## Exercise objective
Read the lines below. Copy out any that hold the string "ASTM".

···

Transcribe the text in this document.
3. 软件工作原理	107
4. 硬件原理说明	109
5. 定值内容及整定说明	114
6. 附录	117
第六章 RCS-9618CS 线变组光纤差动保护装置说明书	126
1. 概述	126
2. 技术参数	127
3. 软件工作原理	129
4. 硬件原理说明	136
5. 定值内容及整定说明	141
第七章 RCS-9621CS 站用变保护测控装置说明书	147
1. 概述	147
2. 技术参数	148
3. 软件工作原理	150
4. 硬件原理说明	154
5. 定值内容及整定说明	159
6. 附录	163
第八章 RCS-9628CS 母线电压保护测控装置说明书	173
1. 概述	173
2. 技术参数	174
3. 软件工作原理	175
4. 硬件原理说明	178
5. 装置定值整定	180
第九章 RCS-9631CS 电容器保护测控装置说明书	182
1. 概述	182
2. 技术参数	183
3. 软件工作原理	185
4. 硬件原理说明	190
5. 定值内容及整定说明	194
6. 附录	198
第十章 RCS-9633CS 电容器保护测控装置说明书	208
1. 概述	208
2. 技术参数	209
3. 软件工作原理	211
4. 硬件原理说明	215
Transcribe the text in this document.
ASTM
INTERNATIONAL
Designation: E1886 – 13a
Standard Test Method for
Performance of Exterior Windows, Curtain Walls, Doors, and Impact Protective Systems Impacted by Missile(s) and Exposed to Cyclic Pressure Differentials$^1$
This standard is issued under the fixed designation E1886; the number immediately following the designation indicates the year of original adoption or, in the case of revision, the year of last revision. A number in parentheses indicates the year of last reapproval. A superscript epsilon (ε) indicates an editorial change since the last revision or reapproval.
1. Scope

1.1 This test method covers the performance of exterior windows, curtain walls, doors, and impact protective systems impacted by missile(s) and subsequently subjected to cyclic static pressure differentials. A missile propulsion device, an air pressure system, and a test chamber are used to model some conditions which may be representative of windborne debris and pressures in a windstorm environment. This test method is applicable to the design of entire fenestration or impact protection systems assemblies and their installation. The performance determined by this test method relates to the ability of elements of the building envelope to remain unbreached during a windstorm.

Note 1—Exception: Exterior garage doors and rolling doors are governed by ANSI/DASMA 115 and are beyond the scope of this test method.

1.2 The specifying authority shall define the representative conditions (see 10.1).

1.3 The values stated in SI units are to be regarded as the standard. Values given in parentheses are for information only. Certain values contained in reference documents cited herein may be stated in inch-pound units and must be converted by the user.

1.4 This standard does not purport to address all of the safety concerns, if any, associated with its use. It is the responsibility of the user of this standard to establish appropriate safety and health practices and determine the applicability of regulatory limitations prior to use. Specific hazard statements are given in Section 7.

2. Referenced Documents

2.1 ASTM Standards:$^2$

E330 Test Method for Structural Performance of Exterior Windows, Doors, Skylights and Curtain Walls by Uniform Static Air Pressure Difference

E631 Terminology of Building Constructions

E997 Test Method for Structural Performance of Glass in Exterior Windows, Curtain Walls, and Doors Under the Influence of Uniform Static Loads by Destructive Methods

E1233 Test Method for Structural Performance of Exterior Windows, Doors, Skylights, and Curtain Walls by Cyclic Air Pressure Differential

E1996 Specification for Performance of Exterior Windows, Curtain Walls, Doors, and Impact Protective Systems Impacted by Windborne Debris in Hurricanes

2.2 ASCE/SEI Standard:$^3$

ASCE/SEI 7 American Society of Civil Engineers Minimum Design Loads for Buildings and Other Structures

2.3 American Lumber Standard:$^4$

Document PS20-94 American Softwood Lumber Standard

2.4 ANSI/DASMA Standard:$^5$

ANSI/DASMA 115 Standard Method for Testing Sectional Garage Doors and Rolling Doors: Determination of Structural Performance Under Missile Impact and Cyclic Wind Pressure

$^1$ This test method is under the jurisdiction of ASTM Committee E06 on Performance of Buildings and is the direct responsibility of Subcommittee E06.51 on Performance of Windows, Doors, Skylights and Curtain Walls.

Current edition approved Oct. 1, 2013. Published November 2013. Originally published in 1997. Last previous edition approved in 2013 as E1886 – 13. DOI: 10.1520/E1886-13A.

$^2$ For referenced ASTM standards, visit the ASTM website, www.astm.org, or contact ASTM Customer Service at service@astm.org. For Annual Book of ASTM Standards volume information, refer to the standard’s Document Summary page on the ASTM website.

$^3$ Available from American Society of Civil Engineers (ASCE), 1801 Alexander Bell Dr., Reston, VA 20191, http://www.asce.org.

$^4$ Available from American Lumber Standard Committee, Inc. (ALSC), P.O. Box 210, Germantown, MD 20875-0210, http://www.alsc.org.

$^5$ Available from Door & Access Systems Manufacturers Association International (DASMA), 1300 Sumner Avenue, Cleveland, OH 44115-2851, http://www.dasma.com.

···

## Written answer
ASTM
2.1 ASTM Standards:$^2$
$^1$ This test method is under the jurisdiction of ASTM Committee E06 on Performance of Buildings and is the direct responsibility of Subcommittee E06.51 on Performance of Windows, Doors, Skylights and Curtain Walls.
$^2$ For referenced ASTM standards, visit the ASTM website, www.astm.org, or contact ASTM Customer Service at service@astm.org. For Annual Book of ASTM Standards volume information, refer to the standard’s Document Summary page on the ASTM website.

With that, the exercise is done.